--- RECORDS FOR THIS TASK ---
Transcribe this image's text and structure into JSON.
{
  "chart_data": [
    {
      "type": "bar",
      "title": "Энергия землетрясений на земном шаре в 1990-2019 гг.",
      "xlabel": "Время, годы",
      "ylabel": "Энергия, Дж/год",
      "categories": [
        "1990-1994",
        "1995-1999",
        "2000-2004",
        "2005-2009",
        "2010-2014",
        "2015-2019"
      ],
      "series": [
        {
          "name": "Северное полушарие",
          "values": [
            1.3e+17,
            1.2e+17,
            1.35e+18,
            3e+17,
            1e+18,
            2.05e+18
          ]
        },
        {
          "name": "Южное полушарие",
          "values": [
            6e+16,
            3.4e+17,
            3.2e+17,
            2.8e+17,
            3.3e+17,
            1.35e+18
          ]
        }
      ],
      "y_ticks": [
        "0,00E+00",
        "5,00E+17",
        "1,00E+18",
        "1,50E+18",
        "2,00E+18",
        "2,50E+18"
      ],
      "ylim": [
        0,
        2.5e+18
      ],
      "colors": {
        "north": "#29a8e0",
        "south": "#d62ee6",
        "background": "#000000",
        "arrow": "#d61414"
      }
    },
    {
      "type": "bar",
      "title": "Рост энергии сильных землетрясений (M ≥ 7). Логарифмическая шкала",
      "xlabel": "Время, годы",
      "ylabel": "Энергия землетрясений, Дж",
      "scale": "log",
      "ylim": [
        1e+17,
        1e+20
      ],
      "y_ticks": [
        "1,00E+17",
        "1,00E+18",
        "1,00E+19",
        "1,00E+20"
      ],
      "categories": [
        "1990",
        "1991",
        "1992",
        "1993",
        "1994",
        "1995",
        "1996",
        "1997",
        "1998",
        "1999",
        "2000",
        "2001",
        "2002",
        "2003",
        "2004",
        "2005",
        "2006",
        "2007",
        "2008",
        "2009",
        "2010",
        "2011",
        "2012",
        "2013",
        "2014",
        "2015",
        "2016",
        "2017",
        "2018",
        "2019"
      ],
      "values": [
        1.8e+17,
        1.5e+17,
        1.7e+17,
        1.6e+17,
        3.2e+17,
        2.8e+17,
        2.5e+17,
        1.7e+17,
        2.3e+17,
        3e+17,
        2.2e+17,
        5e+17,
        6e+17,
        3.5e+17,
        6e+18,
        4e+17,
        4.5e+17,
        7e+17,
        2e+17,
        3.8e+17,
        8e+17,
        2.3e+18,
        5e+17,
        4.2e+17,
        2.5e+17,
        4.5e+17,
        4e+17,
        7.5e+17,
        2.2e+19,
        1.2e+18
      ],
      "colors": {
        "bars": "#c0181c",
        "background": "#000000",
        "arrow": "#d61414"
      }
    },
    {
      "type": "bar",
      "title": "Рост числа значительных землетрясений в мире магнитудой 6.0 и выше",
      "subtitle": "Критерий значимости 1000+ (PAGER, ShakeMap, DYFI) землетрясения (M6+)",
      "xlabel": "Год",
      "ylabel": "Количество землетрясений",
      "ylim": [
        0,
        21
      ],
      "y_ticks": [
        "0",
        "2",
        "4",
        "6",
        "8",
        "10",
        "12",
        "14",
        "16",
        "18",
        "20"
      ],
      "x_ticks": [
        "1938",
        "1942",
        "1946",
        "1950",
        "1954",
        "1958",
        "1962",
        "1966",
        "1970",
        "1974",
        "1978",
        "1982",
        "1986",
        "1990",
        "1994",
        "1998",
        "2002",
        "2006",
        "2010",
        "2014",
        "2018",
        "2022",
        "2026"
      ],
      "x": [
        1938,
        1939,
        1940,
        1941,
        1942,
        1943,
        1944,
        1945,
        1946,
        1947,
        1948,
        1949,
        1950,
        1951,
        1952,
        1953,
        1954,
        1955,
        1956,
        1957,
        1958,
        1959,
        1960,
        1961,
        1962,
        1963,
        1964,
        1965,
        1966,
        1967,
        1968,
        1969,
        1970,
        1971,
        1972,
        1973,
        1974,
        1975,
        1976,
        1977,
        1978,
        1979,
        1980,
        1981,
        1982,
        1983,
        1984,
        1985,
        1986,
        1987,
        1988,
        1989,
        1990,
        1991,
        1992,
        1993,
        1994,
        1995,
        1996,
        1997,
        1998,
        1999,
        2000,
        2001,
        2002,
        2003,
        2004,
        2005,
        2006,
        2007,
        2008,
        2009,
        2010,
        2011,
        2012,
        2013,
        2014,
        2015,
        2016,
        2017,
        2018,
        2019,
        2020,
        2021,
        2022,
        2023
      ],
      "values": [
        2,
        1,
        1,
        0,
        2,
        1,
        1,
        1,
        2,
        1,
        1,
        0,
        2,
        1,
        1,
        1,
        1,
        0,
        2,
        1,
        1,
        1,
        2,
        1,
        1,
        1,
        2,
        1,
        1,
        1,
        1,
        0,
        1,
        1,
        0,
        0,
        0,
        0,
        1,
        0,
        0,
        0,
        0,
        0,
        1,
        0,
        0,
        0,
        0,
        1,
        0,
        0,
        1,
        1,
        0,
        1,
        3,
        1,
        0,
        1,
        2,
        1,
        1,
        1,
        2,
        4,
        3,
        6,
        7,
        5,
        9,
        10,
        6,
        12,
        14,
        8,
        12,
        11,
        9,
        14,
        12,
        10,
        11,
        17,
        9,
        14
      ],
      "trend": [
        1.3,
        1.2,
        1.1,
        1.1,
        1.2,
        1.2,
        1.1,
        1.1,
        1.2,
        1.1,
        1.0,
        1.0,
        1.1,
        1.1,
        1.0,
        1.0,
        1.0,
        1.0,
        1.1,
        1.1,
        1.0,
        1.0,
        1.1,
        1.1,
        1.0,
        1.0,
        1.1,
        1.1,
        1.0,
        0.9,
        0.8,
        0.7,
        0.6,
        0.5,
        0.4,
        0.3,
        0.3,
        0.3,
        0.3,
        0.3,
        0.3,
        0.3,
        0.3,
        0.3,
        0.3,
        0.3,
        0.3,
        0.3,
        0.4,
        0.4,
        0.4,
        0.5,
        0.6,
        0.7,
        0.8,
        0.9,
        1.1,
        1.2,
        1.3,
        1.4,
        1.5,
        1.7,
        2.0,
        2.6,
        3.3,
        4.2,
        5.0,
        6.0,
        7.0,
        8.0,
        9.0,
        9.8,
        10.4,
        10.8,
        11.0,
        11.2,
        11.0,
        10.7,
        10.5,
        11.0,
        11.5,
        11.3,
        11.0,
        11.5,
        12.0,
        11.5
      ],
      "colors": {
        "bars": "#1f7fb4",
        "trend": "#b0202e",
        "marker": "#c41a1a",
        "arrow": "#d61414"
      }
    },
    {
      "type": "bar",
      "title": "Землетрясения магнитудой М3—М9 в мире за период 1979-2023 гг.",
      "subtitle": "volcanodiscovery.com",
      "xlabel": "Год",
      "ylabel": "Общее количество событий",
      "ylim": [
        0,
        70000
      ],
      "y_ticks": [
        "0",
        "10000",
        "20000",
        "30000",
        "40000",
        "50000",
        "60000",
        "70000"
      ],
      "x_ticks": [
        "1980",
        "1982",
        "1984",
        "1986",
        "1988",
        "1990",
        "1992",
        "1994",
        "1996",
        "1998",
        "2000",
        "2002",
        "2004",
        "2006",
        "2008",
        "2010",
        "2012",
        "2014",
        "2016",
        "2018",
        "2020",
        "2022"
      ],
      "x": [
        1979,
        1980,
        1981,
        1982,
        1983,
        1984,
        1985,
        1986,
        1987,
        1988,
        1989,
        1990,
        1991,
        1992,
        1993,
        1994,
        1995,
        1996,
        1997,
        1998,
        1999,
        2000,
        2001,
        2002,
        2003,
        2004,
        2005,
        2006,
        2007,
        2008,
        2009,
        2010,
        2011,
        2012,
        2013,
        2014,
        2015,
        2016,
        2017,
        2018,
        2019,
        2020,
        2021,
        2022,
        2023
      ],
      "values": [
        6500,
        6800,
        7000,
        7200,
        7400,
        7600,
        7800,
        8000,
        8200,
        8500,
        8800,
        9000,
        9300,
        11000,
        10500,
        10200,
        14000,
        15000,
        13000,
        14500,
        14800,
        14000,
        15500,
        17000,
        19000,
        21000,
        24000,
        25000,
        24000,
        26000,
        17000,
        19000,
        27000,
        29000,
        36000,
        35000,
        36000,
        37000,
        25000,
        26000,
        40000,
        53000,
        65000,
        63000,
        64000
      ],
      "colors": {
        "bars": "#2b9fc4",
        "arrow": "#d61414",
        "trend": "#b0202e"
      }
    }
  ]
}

--- WRITTEN EXERCISE ---
Look through the records and gather every line containing "магнитудой".

--- ANSWER TO THE PROBLEM ---
      "title": "Рост числа значительных землетрясений в мире магнитудой 6.0 и выше",
      "title": "Землетрясения магнитудой М3—М9 в мире за период 1979-2023 гг.",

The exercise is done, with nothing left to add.